▶ Material shown
○ ○ ○ ○ ○

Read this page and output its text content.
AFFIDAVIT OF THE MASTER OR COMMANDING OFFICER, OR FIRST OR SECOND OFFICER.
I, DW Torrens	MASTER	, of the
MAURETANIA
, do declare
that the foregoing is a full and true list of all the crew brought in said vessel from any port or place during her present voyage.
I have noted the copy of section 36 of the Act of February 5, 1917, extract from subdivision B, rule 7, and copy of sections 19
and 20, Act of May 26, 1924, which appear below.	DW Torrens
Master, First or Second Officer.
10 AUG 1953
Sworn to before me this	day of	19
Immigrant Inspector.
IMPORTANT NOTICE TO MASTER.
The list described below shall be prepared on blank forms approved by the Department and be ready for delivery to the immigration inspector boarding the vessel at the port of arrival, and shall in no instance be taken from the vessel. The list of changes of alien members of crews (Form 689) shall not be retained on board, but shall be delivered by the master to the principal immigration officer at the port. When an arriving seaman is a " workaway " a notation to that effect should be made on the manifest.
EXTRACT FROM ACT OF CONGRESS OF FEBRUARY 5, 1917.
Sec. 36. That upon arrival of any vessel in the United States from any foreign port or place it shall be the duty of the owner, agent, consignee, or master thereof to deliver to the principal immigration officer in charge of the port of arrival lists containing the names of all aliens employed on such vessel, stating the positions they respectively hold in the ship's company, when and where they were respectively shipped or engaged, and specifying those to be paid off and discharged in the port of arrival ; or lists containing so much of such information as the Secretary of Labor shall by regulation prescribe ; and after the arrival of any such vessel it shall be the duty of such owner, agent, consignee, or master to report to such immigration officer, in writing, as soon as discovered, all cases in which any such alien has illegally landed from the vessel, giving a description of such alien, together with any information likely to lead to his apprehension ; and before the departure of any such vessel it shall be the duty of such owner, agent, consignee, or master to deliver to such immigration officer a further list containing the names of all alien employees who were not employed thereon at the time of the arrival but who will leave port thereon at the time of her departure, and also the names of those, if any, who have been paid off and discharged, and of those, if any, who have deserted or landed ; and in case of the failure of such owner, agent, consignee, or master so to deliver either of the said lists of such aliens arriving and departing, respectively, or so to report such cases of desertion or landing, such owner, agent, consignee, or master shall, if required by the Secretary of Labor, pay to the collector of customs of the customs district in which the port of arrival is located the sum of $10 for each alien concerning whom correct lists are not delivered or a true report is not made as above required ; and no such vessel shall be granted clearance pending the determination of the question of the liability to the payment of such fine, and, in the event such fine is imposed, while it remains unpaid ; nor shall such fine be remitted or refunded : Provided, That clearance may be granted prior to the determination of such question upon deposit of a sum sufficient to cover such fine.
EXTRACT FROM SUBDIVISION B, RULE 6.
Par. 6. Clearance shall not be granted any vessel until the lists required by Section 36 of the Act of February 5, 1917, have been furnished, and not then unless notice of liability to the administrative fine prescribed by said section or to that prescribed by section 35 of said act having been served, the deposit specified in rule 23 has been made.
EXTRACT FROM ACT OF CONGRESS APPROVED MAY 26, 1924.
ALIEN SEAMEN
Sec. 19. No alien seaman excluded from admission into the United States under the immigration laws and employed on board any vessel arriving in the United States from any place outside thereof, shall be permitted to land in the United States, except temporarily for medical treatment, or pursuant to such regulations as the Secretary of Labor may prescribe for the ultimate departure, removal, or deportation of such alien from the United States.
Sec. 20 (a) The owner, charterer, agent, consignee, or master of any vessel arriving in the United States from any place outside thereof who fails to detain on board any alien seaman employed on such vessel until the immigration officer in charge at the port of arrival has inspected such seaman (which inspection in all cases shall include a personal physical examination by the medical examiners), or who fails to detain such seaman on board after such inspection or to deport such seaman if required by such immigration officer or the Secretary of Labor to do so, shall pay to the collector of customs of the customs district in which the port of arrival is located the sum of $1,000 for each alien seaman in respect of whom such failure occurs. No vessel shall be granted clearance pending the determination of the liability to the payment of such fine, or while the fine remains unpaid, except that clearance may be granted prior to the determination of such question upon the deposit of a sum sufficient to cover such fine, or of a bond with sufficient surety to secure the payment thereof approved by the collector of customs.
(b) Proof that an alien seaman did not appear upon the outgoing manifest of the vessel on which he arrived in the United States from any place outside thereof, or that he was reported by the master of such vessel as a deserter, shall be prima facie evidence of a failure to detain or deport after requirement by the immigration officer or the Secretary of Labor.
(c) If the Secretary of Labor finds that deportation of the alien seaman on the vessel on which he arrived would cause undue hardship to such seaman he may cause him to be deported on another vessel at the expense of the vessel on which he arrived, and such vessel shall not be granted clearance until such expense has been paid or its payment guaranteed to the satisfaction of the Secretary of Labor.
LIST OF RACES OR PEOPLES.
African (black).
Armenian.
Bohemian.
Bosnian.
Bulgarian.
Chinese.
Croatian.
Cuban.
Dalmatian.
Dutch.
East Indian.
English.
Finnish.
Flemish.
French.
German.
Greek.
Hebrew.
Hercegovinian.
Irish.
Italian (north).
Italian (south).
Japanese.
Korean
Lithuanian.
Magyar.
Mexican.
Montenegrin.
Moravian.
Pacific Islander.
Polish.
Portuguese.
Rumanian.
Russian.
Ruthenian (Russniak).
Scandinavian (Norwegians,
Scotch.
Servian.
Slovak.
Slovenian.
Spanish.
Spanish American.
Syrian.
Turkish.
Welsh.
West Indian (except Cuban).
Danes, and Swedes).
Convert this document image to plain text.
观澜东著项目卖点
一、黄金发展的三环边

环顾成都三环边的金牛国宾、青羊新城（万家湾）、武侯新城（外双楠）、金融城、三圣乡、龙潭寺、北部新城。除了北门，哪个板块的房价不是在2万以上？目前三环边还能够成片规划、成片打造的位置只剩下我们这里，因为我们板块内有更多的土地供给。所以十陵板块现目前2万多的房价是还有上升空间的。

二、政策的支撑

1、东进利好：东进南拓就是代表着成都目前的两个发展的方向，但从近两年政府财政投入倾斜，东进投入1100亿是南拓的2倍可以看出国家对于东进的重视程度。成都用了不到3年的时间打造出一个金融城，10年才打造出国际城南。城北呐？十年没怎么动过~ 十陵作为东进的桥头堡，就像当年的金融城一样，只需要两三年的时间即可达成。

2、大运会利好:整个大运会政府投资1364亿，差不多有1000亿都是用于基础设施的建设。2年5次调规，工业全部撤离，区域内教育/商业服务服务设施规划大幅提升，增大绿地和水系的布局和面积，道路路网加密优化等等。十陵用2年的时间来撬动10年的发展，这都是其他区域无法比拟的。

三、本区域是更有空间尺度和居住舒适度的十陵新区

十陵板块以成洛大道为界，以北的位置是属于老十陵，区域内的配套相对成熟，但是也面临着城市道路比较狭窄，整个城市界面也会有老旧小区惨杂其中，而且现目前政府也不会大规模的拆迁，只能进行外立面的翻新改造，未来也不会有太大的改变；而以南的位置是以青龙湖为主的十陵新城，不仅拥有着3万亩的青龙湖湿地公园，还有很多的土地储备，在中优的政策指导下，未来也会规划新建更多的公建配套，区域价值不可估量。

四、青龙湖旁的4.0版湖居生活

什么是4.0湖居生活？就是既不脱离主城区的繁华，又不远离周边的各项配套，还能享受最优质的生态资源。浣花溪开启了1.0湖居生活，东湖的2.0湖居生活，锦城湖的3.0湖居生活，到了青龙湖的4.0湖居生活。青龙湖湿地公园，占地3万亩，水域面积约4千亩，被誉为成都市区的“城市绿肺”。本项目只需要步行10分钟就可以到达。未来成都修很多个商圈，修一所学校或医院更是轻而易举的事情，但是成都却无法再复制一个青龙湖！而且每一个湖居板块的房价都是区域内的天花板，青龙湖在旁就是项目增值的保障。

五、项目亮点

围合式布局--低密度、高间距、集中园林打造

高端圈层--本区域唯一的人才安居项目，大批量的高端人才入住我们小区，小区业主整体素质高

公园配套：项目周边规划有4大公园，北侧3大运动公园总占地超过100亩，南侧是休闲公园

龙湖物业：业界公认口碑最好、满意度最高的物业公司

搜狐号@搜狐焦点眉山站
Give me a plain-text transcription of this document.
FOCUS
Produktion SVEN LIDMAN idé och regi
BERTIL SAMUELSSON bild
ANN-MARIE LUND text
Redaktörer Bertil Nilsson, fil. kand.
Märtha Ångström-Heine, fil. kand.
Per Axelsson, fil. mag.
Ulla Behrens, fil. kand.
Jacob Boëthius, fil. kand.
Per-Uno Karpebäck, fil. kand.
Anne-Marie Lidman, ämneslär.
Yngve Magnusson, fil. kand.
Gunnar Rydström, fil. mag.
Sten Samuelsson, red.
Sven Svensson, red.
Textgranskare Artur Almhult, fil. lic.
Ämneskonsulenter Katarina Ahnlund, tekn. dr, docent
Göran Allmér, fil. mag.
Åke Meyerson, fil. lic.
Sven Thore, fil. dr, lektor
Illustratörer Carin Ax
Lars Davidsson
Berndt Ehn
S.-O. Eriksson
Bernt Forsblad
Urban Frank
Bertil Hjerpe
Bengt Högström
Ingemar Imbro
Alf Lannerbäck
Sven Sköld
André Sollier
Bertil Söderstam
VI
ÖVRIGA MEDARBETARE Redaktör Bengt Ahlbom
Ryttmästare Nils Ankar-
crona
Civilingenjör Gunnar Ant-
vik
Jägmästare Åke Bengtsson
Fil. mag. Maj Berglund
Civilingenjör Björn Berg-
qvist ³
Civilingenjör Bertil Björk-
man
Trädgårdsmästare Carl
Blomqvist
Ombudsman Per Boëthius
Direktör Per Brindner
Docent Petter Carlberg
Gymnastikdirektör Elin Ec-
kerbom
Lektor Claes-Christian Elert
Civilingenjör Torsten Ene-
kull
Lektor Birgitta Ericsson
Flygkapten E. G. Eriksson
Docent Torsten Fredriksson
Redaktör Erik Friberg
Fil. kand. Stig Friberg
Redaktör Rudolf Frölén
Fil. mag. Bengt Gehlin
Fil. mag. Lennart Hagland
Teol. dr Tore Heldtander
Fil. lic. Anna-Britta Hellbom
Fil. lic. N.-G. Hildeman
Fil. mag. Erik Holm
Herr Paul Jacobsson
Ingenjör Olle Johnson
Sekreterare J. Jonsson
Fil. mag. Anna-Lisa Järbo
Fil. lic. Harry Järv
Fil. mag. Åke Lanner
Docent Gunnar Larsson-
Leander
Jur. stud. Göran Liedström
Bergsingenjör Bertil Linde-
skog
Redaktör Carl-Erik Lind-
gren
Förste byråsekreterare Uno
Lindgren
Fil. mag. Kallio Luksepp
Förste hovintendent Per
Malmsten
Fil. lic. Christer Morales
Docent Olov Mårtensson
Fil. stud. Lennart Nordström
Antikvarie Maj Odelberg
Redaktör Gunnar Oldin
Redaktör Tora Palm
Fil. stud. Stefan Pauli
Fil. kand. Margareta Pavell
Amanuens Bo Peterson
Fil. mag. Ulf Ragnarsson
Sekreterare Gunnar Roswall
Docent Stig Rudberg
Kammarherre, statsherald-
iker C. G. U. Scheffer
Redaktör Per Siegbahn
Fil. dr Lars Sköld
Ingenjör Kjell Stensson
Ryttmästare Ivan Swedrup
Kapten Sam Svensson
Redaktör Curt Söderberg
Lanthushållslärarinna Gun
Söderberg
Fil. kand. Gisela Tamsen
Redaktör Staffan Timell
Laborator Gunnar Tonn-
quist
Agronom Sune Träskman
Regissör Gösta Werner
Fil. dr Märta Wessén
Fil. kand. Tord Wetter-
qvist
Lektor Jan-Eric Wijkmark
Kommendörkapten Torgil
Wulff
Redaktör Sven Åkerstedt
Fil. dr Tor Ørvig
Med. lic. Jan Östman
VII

○ ○ ○ ○ ○

▶ Written problem
Say how many lines include the word "Eriksson"; reply with the number alone.

▶ Correct output
2